- [TASK BRIEF]: Turn the entries below into a numbered list, leaving out any blank lines.

* * * * *

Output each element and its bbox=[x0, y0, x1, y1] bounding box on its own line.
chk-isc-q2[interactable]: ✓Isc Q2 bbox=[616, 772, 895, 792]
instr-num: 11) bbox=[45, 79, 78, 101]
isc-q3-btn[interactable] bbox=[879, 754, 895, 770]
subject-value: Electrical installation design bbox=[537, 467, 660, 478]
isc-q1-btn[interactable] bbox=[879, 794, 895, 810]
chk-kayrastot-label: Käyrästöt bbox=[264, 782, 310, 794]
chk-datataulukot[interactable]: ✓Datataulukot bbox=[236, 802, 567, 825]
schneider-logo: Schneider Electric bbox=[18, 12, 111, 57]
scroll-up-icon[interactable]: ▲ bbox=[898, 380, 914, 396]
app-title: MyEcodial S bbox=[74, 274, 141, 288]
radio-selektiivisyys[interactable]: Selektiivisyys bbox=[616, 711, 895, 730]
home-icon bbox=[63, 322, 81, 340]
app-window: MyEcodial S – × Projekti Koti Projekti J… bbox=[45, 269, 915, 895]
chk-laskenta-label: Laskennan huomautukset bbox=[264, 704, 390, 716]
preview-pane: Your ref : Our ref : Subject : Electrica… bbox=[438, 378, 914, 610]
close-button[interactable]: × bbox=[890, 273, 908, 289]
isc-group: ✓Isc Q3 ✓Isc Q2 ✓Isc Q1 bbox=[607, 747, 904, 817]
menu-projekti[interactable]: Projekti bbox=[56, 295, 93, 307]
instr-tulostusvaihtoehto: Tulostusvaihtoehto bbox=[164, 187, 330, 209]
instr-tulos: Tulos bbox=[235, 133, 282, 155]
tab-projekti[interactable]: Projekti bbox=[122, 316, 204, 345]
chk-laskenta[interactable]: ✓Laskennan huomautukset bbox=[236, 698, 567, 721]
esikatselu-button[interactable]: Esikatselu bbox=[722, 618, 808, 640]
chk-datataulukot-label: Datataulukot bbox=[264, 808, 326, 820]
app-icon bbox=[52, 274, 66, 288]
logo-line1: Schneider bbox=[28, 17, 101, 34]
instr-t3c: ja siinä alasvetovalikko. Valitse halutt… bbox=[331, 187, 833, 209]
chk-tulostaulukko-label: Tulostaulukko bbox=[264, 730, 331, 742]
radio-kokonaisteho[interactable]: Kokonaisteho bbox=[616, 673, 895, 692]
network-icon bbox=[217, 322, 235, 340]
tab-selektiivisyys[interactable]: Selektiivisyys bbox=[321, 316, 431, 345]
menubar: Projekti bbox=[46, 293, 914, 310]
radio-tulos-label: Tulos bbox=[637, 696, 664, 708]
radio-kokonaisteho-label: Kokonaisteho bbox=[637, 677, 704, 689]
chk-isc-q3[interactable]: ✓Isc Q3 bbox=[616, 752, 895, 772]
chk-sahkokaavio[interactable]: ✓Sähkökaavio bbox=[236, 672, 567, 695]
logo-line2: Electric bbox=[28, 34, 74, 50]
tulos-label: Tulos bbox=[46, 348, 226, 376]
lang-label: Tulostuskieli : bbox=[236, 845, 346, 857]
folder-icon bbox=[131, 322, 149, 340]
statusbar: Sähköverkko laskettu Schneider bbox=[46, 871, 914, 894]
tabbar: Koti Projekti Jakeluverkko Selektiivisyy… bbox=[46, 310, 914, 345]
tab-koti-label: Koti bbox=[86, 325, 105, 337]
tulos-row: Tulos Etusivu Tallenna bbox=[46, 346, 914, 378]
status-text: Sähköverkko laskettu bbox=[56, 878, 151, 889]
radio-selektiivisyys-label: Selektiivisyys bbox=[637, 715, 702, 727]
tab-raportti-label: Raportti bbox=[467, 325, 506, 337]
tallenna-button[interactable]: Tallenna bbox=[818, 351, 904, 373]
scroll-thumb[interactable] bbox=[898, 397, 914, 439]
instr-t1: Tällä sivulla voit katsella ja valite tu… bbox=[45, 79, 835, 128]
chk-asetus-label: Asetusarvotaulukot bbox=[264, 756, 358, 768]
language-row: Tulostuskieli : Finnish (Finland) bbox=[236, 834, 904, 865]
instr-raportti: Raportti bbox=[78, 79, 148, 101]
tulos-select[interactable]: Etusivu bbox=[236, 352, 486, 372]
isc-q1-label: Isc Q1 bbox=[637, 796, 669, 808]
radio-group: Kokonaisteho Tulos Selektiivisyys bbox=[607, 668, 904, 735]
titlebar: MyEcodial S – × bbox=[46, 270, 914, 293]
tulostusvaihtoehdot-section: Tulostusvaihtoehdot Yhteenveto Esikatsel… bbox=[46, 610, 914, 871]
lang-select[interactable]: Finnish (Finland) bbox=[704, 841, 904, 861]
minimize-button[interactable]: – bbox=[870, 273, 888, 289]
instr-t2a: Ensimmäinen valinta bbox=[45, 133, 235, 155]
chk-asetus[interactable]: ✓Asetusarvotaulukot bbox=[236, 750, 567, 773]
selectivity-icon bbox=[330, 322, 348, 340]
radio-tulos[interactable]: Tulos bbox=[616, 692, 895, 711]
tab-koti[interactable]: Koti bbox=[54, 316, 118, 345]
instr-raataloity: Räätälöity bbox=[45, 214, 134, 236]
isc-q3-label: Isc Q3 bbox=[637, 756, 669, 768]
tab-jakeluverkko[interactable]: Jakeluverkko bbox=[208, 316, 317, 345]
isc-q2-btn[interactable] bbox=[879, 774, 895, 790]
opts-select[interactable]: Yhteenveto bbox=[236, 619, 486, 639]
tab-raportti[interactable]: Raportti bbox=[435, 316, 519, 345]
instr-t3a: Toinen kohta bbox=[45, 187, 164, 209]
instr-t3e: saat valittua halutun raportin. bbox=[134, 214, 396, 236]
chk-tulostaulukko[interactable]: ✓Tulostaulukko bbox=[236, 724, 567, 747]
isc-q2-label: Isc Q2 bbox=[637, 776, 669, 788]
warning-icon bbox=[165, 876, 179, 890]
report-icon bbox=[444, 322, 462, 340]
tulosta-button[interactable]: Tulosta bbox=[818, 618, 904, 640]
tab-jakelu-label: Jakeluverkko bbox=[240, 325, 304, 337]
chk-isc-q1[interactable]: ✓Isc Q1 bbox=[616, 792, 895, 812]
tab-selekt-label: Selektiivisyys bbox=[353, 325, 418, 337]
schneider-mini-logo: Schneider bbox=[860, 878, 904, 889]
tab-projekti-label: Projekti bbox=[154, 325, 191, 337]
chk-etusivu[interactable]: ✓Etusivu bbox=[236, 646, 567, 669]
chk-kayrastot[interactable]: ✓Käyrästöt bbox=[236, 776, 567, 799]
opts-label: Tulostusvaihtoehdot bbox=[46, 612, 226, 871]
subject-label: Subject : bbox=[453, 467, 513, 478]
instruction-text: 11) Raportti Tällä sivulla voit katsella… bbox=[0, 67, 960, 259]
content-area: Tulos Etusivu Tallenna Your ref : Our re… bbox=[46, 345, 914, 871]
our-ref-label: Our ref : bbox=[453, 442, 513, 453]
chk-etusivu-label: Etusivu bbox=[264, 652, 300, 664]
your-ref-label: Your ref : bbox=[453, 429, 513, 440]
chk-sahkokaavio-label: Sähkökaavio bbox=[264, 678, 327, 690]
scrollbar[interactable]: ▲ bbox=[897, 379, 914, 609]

* * * * *

- [OUTPUT FOR THIS EXERCISE]:
1. Output each element and its bbox=[x0, y0, x1, y1] bounding box on its own line.
2. chk-isc-q2[interactable]: ✓Isc Q2 bbox=[616, 772, 895, 792]
3. instr-num: 11) bbox=[45, 79, 78, 101]
4. isc-q3-btn[interactable] bbox=[879, 754, 895, 770]
5. subject-value: Electrical installation design bbox=[537, 467, 660, 478]
6. isc-q1-btn[interactable] bbox=[879, 794, 895, 810]
7. chk-kayrastot-label: Käyrästöt bbox=[264, 782, 310, 794]
8. chk-datataulukot[interactable]: ✓Datataulukot bbox=[236, 802, 567, 825]
9. schneider-logo: Schneider Electric bbox=[18, 12, 111, 57]
10. scroll-up-icon[interactable]: ▲ bbox=[898, 380, 914, 396]
11. app-title: MyEcodial S bbox=[74, 274, 141, 288]
12. radio-selektiivisyys[interactable]: Selektiivisyys bbox=[616, 711, 895, 730]
13. home-icon bbox=[63, 322, 81, 340]
14. app-window: MyEcodial S – × Projekti Koti Projekti J… bbox=[45, 269, 915, 895]
15. chk-laskenta-label: Laskennan huomautukset bbox=[264, 704, 390, 716]
16. preview-pane: Your ref : Our ref : Subject : Electrica… bbox=[438, 378, 914, 610]
17. close-button[interactable]: × bbox=[890, 273, 908, 289]
18. isc-group: ✓Isc Q3 ✓Isc Q2 ✓Isc Q1 bbox=[607, 747, 904, 817]
19. menu-projekti[interactable]: Projekti bbox=[56, 295, 93, 307]
20. instr-tulostusvaihtoehto: Tulostusvaihtoehto bbox=[164, 187, 330, 209]
21. instr-tulos: Tulos bbox=[235, 133, 282, 155]
22. tab-projekti[interactable]: Projekti bbox=[122, 316, 204, 345]
23. chk-laskenta[interactable]: ✓Laskennan huomautukset bbox=[236, 698, 567, 721]
24. esikatselu-button[interactable]: Esikatselu bbox=[722, 618, 808, 640]
25. chk-datataulukot-label: Datataulukot bbox=[264, 808, 326, 820]
26. app-icon bbox=[52, 274, 66, 288]
27. logo-line1: Schneider bbox=[28, 17, 101, 34]
28. instr-t3c: ja siinä alasvetovalikko. Valitse halutt… bbox=[331, 187, 833, 209]
29. chk-tulostaulukko-label: Tulostaulukko bbox=[264, 730, 331, 742]
30. radio-kokonaisteho[interactable]: Kokonaisteho bbox=[616, 673, 895, 692]
31. network-icon bbox=[217, 322, 235, 340]
32. tab-selektiivisyys[interactable]: Selektiivisyys bbox=[321, 316, 431, 345]
33. menubar: Projekti bbox=[46, 293, 914, 310]
34. radio-tulos-label: Tulos bbox=[637, 696, 664, 708]
35. radio-kokonaisteho-label: Kokonaisteho bbox=[637, 677, 704, 689]
36. chk-isc-q3[interactable]: ✓Isc Q3 bbox=[616, 752, 895, 772]
37. chk-sahkokaavio[interactable]: ✓Sähkökaavio bbox=[236, 672, 567, 695]
38. logo-line2: Electric bbox=[28, 34, 74, 50]
39. tulos-label: Tulos bbox=[46, 348, 226, 376]
40. lang-label: Tulostuskieli : bbox=[236, 845, 346, 857]
41. folder-icon bbox=[131, 322, 149, 340]
42. statusbar: Sähköverkko laskettu Schneider bbox=[46, 871, 914, 894]
43. tabbar: Koti Projekti Jakeluverkko Selektiivisyy… bbox=[46, 310, 914, 345]
44. tab-koti-label: Koti bbox=[86, 325, 105, 337]
45. tulos-row: Tulos Etusivu Tallenna bbox=[46, 346, 914, 378]
46. status-text: Sähköverkko laskettu bbox=[56, 878, 151, 889]
47. radio-selektiivisyys-label: Selektiivisyys bbox=[637, 715, 702, 727]
48. tab-raportti-label: Raportti bbox=[467, 325, 506, 337]
49. tallenna-button[interactable]: Tallenna bbox=[818, 351, 904, 373]
50. scroll-thumb[interactable] bbox=[898, 397, 914, 439]
51. instr-t1: Tällä sivulla voit katsella ja valite tu… bbox=[45, 79, 835, 128]
52. chk-asetus-label: Asetusarvotaulukot bbox=[264, 756, 358, 768]
53. language-row: Tulostuskieli : Finnish (Finland) bbox=[236, 834, 904, 865]
54. instr-raportti: Raportti bbox=[78, 79, 148, 101]
55. tulos-select[interactable]: Etusivu bbox=[236, 352, 486, 372]
56. isc-q1-label: Isc Q1 bbox=[637, 796, 669, 808]
57. radio-group: Kokonaisteho Tulos Selektiivisyys bbox=[607, 668, 904, 735]
58. titlebar: MyEcodial S – × bbox=[46, 270, 914, 293]
59. tulostusvaihtoehdot-section: Tulostusvaihtoehdot Yhteenveto Esikatsel… bbox=[46, 610, 914, 871]
60. lang-select[interactable]: Finnish (Finland) bbox=[704, 841, 904, 861]
61. minimize-button[interactable]: – bbox=[870, 273, 888, 289]
62. instr-t2a: Ensimmäinen valinta bbox=[45, 133, 235, 155]
63. chk-asetus[interactable]: ✓Asetusarvotaulukot bbox=[236, 750, 567, 773]
64. selectivity-icon bbox=[330, 322, 348, 340]
65. radio-tulos[interactable]: Tulos bbox=[616, 692, 895, 711]
66. tab-koti[interactable]: Koti bbox=[54, 316, 118, 345]
67. instr-raataloity: Räätälöity bbox=[45, 214, 134, 236]
68. isc-q3-label: Isc Q3 bbox=[637, 756, 669, 768]
69. tab-jakeluverkko[interactable]: Jakeluverkko bbox=[208, 316, 317, 345]
70. isc-q2-btn[interactable] bbox=[879, 774, 895, 790]
71. opts-select[interactable]: Yhteenveto bbox=[236, 619, 486, 639]
72. tab-raportti[interactable]: Raportti bbox=[435, 316, 519, 345]
73. instr-t3a: Toinen kohta bbox=[45, 187, 164, 209]
74. instr-t3e: saat valittua halutun raportin. bbox=[134, 214, 396, 236]
75. chk-tulostaulukko[interactable]: ✓Tulostaulukko bbox=[236, 724, 567, 747]
76. isc-q2-label: Isc Q2 bbox=[637, 776, 669, 788]
77. warning-icon bbox=[165, 876, 179, 890]
78. report-icon bbox=[444, 322, 462, 340]
79. tulosta-button[interactable]: Tulosta bbox=[818, 618, 904, 640]
80. tab-jakelu-label: Jakeluverkko bbox=[240, 325, 304, 337]
81. chk-isc-q1[interactable]: ✓Isc Q1 bbox=[616, 792, 895, 812]
82. tab-selekt-label: Selektiivisyys bbox=[353, 325, 418, 337]
83. schneider-mini-logo: Schneider bbox=[860, 878, 904, 889]
84. tab-projekti-label: Projekti bbox=[154, 325, 191, 337]
85. chk-etusivu[interactable]: ✓Etusivu bbox=[236, 646, 567, 669]
86. chk-kayrastot[interactable]: ✓Käyrästöt bbox=[236, 776, 567, 799]
87. opts-label: Tulostusvaihtoehdot bbox=[46, 612, 226, 871]
88. subject-label: Subject : bbox=[453, 467, 513, 478]
89. instruction-text: 11) Raportti Tällä sivulla voit katsella… bbox=[0, 67, 960, 259]
90. content-area: Tulos Etusivu Tallenna Your ref : Our re… bbox=[46, 345, 914, 871]
91. our-ref-label: Our ref : bbox=[453, 442, 513, 453]
92. chk-etusivu-label: Etusivu bbox=[264, 652, 300, 664]
93. your-ref-label: Your ref : bbox=[453, 429, 513, 440]
94. chk-sahkokaavio-label: Sähkökaavio bbox=[264, 678, 327, 690]
95. scrollbar[interactable]: ▲ bbox=[897, 379, 914, 609]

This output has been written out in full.